• [WRITTEN PROBLEM]: Extract all lines that hold the string "subtitle".

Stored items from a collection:
──────────

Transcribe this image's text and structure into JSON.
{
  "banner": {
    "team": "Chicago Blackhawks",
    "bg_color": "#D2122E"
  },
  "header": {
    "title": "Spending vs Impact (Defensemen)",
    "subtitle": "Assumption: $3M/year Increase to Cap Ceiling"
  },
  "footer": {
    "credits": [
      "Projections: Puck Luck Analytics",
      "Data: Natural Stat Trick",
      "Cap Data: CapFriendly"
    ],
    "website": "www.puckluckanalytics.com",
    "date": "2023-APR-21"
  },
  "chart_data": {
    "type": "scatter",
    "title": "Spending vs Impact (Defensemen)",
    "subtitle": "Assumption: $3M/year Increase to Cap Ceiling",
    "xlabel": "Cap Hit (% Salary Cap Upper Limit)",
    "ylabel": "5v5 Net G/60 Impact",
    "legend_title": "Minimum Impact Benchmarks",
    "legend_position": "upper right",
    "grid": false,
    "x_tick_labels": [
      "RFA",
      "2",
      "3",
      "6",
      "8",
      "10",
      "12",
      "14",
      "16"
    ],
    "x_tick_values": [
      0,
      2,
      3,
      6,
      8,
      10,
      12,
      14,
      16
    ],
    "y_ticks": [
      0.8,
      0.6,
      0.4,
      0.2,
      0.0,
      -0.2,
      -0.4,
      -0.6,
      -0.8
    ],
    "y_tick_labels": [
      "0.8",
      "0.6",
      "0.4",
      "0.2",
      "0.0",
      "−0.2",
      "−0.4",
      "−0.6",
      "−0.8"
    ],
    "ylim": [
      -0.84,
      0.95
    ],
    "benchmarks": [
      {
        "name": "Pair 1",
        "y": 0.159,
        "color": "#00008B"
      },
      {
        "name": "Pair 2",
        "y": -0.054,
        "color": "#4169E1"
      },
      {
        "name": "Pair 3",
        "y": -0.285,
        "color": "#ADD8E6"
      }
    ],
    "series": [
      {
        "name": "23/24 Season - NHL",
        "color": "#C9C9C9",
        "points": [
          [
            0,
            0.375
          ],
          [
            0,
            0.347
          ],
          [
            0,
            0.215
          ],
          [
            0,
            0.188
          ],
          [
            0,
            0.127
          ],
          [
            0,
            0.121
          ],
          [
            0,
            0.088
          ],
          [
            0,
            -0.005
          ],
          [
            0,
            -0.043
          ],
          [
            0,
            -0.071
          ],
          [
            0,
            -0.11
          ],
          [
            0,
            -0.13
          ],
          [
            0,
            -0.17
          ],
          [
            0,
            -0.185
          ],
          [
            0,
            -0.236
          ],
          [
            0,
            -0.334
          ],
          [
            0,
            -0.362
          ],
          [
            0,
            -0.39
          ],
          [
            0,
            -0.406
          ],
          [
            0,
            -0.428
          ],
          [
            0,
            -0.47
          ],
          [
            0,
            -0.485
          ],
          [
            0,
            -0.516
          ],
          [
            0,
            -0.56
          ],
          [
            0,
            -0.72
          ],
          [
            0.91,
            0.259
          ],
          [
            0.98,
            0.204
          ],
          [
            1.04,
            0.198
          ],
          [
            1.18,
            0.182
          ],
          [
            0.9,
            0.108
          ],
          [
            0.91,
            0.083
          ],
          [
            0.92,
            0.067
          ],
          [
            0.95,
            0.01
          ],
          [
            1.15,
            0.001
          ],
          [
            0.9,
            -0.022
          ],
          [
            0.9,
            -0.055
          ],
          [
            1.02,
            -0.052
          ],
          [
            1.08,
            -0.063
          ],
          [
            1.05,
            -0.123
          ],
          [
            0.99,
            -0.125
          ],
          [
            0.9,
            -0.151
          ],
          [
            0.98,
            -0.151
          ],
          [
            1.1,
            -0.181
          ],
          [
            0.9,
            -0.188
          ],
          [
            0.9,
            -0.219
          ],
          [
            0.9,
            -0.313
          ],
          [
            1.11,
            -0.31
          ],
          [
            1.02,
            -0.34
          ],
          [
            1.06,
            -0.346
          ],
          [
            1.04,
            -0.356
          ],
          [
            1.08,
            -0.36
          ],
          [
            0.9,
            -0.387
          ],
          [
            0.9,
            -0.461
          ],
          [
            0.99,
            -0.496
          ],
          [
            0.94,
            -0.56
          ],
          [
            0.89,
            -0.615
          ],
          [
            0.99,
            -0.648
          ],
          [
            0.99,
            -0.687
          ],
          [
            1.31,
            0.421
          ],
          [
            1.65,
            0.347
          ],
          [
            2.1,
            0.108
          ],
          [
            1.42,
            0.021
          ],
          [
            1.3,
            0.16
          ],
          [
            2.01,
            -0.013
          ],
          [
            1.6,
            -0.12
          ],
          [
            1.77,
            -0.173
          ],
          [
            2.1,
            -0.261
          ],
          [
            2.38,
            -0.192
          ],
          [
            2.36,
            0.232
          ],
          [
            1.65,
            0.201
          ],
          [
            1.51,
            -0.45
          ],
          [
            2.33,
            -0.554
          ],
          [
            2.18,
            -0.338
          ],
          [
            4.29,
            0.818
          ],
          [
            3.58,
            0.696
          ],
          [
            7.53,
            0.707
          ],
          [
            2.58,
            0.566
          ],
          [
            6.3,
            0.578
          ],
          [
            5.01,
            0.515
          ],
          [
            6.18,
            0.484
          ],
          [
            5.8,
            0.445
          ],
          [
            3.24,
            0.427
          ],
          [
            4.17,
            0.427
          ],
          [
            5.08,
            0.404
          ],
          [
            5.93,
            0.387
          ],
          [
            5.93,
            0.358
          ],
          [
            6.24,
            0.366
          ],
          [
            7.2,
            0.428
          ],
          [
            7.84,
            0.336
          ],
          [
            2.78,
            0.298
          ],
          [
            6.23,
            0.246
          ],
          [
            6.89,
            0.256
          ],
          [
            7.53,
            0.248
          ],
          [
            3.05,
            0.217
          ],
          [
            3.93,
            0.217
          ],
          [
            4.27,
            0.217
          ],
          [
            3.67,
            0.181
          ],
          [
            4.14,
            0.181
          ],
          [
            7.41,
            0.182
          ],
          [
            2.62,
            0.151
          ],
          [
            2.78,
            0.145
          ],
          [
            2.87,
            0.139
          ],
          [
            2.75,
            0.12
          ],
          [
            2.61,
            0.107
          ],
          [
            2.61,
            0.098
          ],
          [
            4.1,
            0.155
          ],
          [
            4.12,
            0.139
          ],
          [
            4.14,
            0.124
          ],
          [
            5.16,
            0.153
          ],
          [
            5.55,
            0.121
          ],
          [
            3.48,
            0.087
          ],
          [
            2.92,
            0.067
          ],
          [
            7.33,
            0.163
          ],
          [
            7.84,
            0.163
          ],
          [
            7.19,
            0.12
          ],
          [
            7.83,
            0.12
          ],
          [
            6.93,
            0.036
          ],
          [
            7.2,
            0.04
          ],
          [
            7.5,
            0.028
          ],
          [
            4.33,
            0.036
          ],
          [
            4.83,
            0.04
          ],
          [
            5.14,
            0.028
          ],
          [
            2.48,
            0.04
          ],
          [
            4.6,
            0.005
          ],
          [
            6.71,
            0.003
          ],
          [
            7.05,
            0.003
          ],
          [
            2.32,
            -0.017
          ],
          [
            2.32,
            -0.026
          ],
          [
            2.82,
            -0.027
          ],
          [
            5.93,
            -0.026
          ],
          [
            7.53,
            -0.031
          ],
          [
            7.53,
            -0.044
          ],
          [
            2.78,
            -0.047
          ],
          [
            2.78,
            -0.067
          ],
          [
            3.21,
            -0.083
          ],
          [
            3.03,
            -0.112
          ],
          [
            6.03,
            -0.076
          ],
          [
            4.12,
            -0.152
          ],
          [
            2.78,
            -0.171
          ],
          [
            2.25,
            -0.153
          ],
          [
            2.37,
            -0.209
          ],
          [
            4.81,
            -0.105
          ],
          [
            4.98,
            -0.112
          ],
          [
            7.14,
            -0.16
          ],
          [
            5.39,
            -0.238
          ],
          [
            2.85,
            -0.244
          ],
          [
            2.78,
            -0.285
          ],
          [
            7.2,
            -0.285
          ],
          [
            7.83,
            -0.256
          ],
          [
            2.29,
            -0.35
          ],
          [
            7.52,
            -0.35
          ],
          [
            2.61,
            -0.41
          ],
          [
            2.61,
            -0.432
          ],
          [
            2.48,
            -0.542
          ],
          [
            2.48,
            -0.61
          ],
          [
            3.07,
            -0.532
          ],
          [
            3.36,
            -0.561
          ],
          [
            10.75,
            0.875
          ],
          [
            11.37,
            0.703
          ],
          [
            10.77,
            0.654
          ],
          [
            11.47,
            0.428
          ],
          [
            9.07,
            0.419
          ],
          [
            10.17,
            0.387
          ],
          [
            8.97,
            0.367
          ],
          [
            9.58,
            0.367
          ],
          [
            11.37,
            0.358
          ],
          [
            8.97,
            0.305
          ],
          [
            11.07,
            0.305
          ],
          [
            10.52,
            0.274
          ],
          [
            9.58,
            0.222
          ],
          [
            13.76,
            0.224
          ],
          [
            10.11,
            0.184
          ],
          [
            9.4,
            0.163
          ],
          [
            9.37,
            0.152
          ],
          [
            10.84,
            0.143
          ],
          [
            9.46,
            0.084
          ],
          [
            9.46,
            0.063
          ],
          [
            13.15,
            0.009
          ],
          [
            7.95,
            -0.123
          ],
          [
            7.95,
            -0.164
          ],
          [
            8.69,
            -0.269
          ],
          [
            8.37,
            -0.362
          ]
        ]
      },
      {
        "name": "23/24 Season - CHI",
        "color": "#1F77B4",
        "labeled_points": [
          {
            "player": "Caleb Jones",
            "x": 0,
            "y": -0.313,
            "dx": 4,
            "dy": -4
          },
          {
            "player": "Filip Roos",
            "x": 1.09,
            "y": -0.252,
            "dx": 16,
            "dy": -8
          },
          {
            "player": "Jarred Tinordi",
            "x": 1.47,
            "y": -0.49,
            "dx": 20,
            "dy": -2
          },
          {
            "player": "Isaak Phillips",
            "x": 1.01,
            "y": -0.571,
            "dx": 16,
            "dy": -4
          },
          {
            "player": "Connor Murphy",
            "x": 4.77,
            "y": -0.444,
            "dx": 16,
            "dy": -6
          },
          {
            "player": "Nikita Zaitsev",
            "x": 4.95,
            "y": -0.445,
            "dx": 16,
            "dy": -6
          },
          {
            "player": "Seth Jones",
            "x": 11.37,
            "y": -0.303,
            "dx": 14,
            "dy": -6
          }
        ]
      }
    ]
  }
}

──────────

• [WRITTEN RESPONSE]:
    "subtitle": "Assumption: $3M/year Increase to Cap Ceiling"
    "subtitle": "Assumption: $3M/year Increase to Cap Ceiling",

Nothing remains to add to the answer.